━━━━━ Kutipan

Merangkum Semua Peristiwa
Indeks

Ketika Jakarta Kehilangan Rp 100 Triliun Setiap Tahun karena Macet… Megapolitan 27 Agustus 2025

Ketika Jakarta Kehilangan Rp 100 Triliun Setiap Tahun karena Macet…
Editor
JAKARTA, KOMPAS.com
– Lapangan Silang Monas dipenuhi barisan aparat gabungan TNI/Polri, Dinas Perhubungan, hingga Satuan Polisi Pamong Praja (Satpol PP) pada Rabu (27/8/2025).
Di hadapan mereka, Wakil Gubernur Jakarta Rano Karno berdiri memimpin apel kolaborasi pengendalian kemacetan.
Suaranya lantang, membongkar fakta pahit tentang Jakarta, kota ini merugi Rp 100 triliun setiap tahun hanya karena macet.
“Permasalahan ini tidak lepas dari ketidakseimbangan antara pertumbuhan kendaraan dan ruas jalan,” tegas Rano.
Ia mengutip data TomTom Traffic Index 2025, yang menempatkan Jakarta di peringkat ke-90 dari 500 kota termacet di dunia.
Setiap hari, warga Jakarta melakukan 20,2 juta perjalanan. Namun hanya 22,19 persen yang menggunakan transportasi umum.
Selebihnya, kendaraan pribadi mendominasi jalan, menjadi penyumbang utama polusi udara.
“Hal inilah yang menyebabkan sektor transportasi menjadi penyumbang polusi udara terbesar,” ujarnya.
Dampaknya bukan hanya pada kualitas udara. Dari sisi ekonomi, kemacetan disebut menimbulkan kerugian hingga Rp 100 triliun per tahun, setara 4 persen PDB Jabodetabek.

━━━━━━━━━━
━━━━━ Entri yang Disediakan

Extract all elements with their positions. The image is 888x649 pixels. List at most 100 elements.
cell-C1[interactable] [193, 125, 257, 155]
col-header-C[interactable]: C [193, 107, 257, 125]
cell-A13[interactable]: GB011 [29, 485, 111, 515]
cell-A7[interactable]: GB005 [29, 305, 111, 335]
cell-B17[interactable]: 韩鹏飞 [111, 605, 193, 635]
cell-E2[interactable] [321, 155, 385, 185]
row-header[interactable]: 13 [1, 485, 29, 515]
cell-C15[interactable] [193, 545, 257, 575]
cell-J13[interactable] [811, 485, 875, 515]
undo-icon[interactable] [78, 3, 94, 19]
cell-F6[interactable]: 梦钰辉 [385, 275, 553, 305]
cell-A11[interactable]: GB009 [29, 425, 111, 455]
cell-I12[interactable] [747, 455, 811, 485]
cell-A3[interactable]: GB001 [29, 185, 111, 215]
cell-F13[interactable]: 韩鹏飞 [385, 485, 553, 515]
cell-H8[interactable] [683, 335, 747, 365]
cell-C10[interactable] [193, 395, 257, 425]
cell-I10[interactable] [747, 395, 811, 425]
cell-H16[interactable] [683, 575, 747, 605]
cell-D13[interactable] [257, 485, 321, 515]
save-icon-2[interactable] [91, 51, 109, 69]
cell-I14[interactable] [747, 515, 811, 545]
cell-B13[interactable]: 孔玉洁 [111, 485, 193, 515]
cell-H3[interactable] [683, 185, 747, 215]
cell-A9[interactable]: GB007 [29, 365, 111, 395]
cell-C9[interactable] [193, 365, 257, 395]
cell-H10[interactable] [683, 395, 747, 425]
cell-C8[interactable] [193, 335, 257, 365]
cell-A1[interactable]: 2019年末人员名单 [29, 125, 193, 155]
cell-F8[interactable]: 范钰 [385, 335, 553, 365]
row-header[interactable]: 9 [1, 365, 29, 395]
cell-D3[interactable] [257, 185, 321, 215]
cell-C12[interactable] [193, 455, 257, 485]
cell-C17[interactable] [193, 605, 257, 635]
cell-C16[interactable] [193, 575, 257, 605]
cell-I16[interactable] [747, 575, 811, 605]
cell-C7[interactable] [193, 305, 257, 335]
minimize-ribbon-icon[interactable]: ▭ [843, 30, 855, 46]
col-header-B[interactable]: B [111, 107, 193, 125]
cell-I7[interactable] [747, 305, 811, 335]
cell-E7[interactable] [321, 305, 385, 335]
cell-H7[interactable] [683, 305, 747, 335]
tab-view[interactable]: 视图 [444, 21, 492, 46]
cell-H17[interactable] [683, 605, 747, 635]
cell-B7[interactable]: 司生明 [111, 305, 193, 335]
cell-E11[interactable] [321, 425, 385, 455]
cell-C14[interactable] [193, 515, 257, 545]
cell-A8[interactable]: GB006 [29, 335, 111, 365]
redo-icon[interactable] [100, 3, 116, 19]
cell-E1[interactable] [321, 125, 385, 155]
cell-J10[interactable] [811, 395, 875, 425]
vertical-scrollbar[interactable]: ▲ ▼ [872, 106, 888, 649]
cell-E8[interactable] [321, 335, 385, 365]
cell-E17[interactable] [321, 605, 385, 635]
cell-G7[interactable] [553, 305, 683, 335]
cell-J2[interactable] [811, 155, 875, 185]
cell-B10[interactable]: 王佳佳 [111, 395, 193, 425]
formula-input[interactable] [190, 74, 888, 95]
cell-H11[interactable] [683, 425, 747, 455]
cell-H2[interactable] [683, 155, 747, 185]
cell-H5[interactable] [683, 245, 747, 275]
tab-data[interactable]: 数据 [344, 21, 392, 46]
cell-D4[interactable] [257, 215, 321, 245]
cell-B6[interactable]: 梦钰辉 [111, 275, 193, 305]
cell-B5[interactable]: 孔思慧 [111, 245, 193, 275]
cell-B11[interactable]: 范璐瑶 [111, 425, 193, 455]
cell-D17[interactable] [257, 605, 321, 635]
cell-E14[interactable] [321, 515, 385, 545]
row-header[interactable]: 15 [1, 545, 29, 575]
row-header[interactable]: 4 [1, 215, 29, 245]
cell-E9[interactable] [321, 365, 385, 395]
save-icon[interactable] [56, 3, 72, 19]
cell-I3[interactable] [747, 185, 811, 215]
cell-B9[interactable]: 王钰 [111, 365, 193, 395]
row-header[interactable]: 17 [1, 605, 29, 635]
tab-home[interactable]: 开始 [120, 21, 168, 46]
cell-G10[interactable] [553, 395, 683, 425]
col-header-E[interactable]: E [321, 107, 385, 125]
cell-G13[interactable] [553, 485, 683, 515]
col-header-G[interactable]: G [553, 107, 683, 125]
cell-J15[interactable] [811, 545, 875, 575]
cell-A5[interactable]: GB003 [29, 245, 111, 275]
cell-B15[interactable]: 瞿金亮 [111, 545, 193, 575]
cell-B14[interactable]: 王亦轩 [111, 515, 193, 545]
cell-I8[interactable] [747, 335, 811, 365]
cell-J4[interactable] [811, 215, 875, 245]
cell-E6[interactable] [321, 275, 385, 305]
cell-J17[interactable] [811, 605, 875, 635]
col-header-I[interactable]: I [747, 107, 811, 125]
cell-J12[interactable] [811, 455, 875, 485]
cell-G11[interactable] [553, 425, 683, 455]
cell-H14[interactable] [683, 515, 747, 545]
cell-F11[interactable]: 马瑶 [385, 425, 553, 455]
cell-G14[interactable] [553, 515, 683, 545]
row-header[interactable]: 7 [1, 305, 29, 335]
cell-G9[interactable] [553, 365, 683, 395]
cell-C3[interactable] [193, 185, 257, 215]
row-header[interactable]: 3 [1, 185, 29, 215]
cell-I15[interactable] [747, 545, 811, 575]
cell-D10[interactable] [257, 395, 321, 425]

━━━━━━━━━━

* _Terapkan Bacaan_
1. Kutip persis bagian artikel tentang kemacetan Jakarta, mulai dari kata-kata "Suaranya lantang, membongkar" dan berhenti setelah kata-kata "persen PDB Jabodetabek.".
2. Menurut artikel tentang kemacetan Jakarta, berapa persen perjalanan harian warga Jakarta yang menggunakan transportasi umum?
Entri di atas tidak dipakai dalam tugas ini.

* _Jawaban Soal_
1.
Suaranya lantang, membongkar fakta pahit tentang Jakarta, kota ini merugi Rp 100 triliun setiap tahun hanya karena macet.
“Permasalahan ini tidak lepas dari ketidakseimbangan antara pertumbuhan kendaraan dan ruas jalan,” tegas Rano.
Ia mengutip data TomTom Traffic Index 2025, yang menempatkan Jakarta di peringkat ke-90 dari 500 kota termacet di dunia.
Setiap hari, warga Jakarta melakukan 20,2 juta perjalanan. Namun hanya 22,19 persen yang menggunakan transportasi umum.
Selebihnya, kendaraan pribadi mendominasi jalan, menjadi penyumbang utama polusi udara.
“Hal inilah yang menyebabkan sektor transportasi menjadi penyumbang polusi udara terbesar,” ujarnya.
Dampaknya bukan hanya pada kualitas udara. Dari sisi ekonomi, kemacetan disebut menimbulkan kerugian hingga Rp 100 triliun per tahun, setara 4 persen PDB Jabodetabek.

2. Hanya 22,19 persen dari 20,2 juta perjalanan setiap hari.